# [What you have to do]
All of the listing below must be repeated word for word. Pictures are the only thing to omit.

Data items:
** start **

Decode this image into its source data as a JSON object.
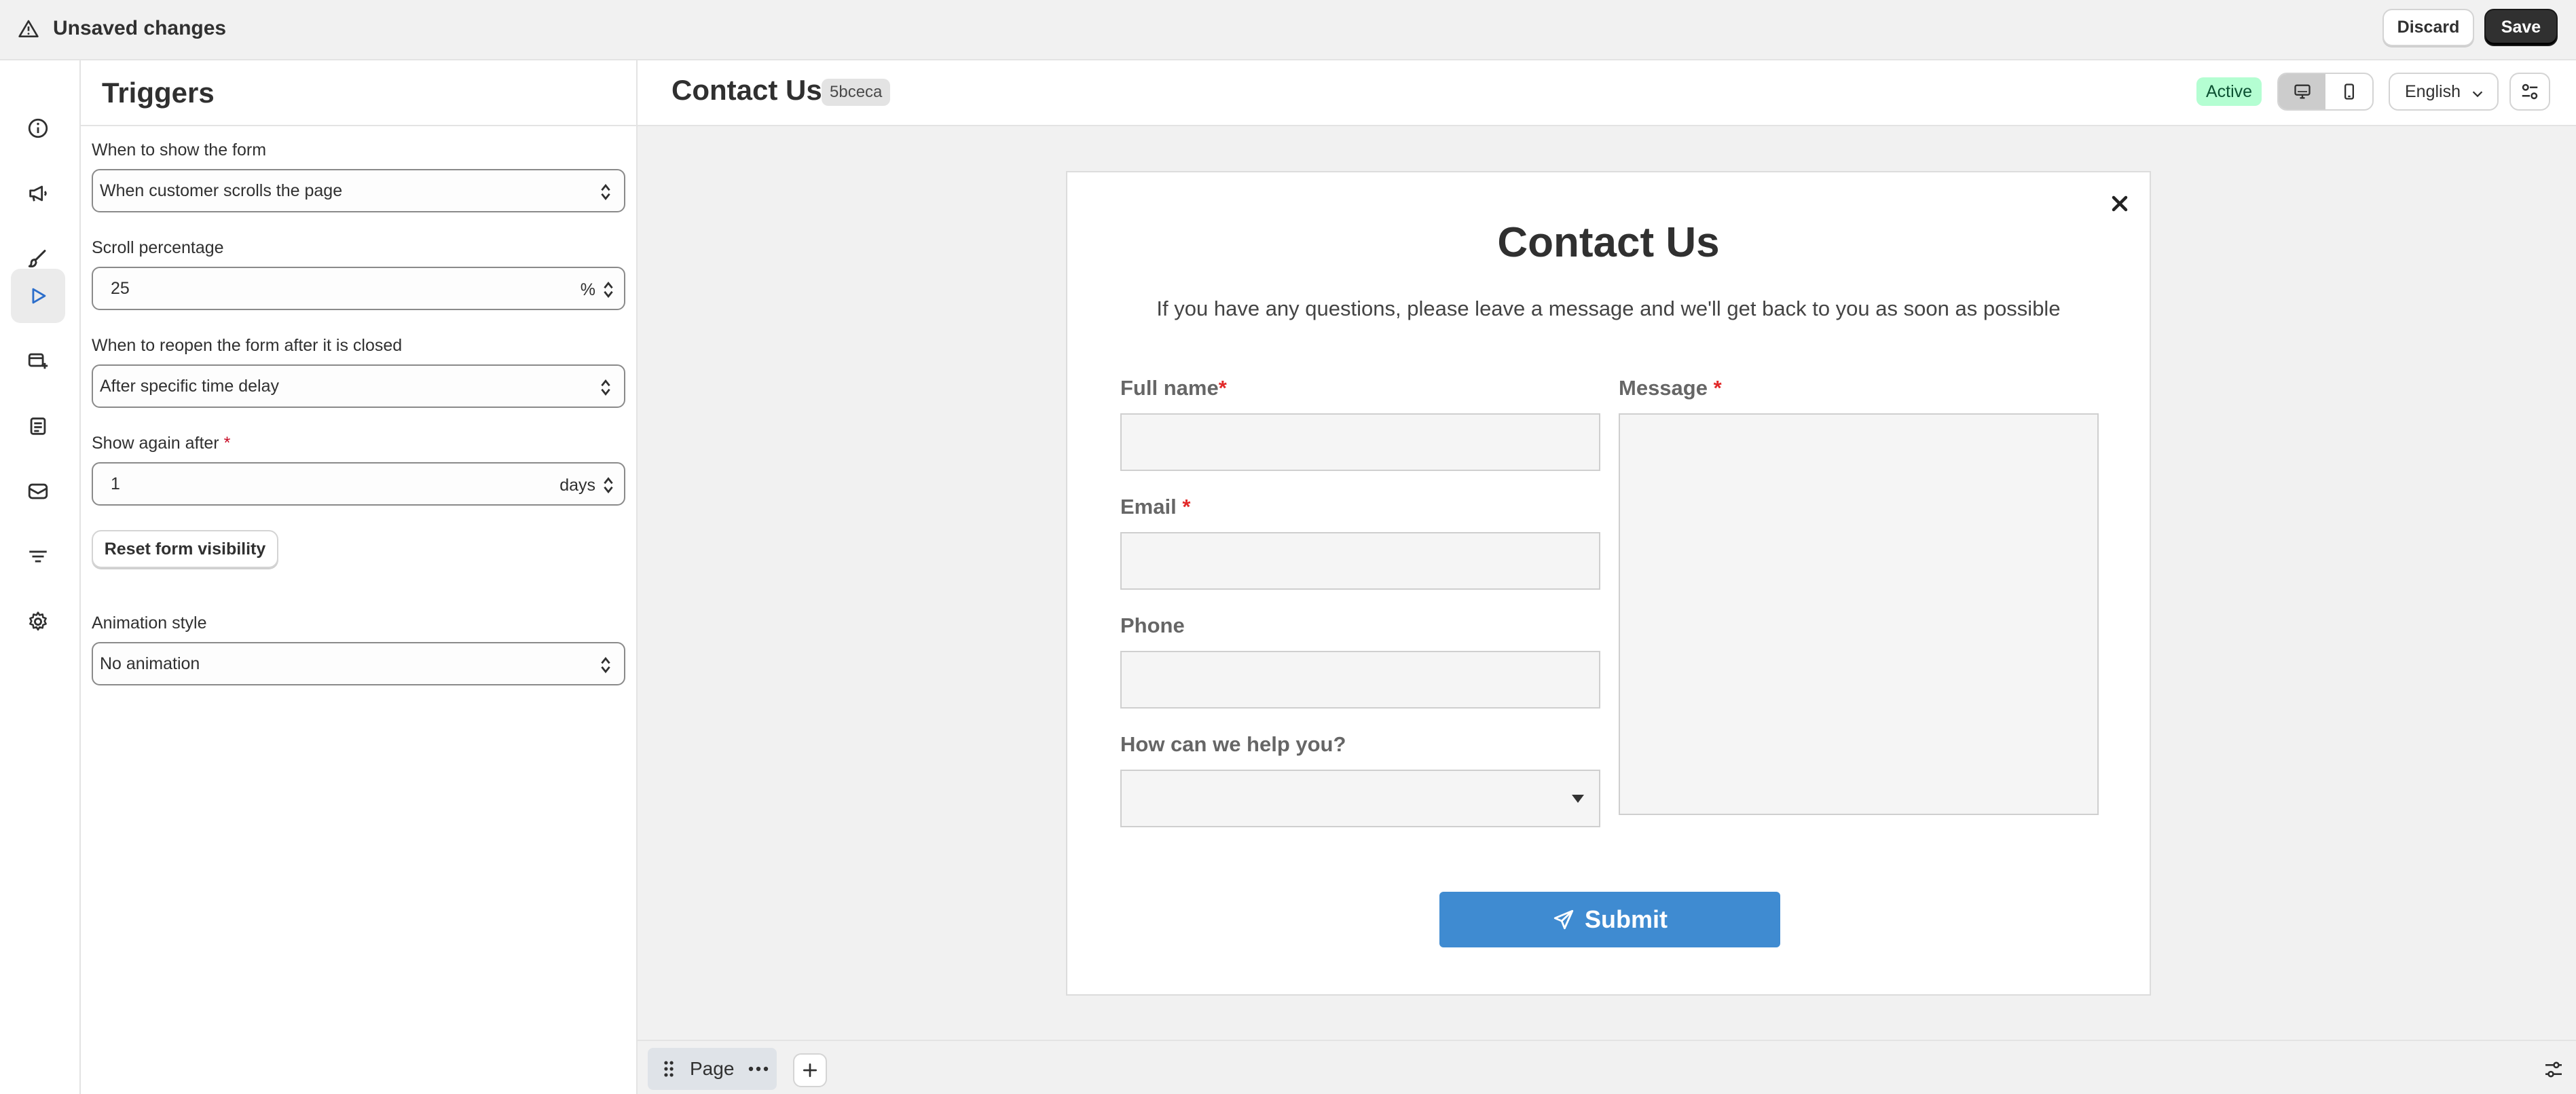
{
  "topbar": {
    "title": "Unsaved changes",
    "discard_label": "Discard",
    "save_label": "Save"
  },
  "rail": {
    "items": [
      "info-icon",
      "megaphone-icon",
      "brush-icon",
      "play-icon",
      "form-icon",
      "report-icon",
      "mail-icon",
      "filter-icon",
      "gear-icon"
    ],
    "active": "play-icon"
  },
  "panel": {
    "title": "Triggers",
    "show_label": "When to show the form",
    "show_value": "When customer scrolls the page",
    "scroll_label": "Scroll percentage",
    "scroll_value": "25",
    "scroll_suffix": "%",
    "reopen_label": "When to reopen the form after it is closed",
    "reopen_value": "After specific time delay",
    "show_again_label": "Show again after",
    "show_again_value": "1",
    "show_again_suffix": "days",
    "reset_label": "Reset form visibility",
    "animation_label": "Animation style",
    "animation_value": "No animation"
  },
  "preview_header": {
    "title": "Contact Us",
    "id": "5bceca",
    "status": "Active",
    "language": "English"
  },
  "form": {
    "title": "Contact Us",
    "subtitle": "If you have any questions, please leave a message and we'll get back to you as soon as possible",
    "full_name": "Full name",
    "email": "Email",
    "phone": "Phone",
    "help": "How can we help you?",
    "message": "Message",
    "submit": "Submit"
  },
  "bottom": {
    "page_label": "Page"
  },
  "colors": {
    "accent_submit": "#3f8bd1",
    "active_badge_bg": "#b4fed2",
    "required": "#e22a2a"
  }
}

** end **

# [Reply to the exercise]
Decode this image into its source data as a JSON object.
{
  "topbar": {
    "title": "Unsaved changes",
    "discard_label": "Discard",
    "save_label": "Save"
  },
  "rail": {
    "items": [
      "info-icon",
      "megaphone-icon",
      "brush-icon",
      "play-icon",
      "form-icon",
      "report-icon",
      "mail-icon",
      "filter-icon",
      "gear-icon"
    ],
    "active": "play-icon"
  },
  "panel": {
    "title": "Triggers",
    "show_label": "When to show the form",
    "show_value": "When customer scrolls the page",
    "scroll_label": "Scroll percentage",
    "scroll_value": "25",
    "scroll_suffix": "%",
    "reopen_label": "When to reopen the form after it is closed",
    "reopen_value": "After specific time delay",
    "show_again_label": "Show again after",
    "show_again_value": "1",
    "show_again_suffix": "days",
    "reset_label": "Reset form visibility",
    "animation_label": "Animation style",
    "animation_value": "No animation"
  },
  "preview_header": {
    "title": "Contact Us",
    "id": "5bceca",
    "status": "Active",
    "language": "English"
  },
  "form": {
    "title": "Contact Us",
    "subtitle": "If you have any questions, please leave a message and we'll get back to you as soon as possible",
    "full_name": "Full name",
    "email": "Email",
    "phone": "Phone",
    "help": "How can we help you?",
    "message": "Message",
    "submit": "Submit"
  },
  "bottom": {
    "page_label": "Page"
  },
  "colors": {
    "accent_submit": "#3f8bd1",
    "active_badge_bg": "#b4fed2",
    "required": "#e22a2a"
  }
}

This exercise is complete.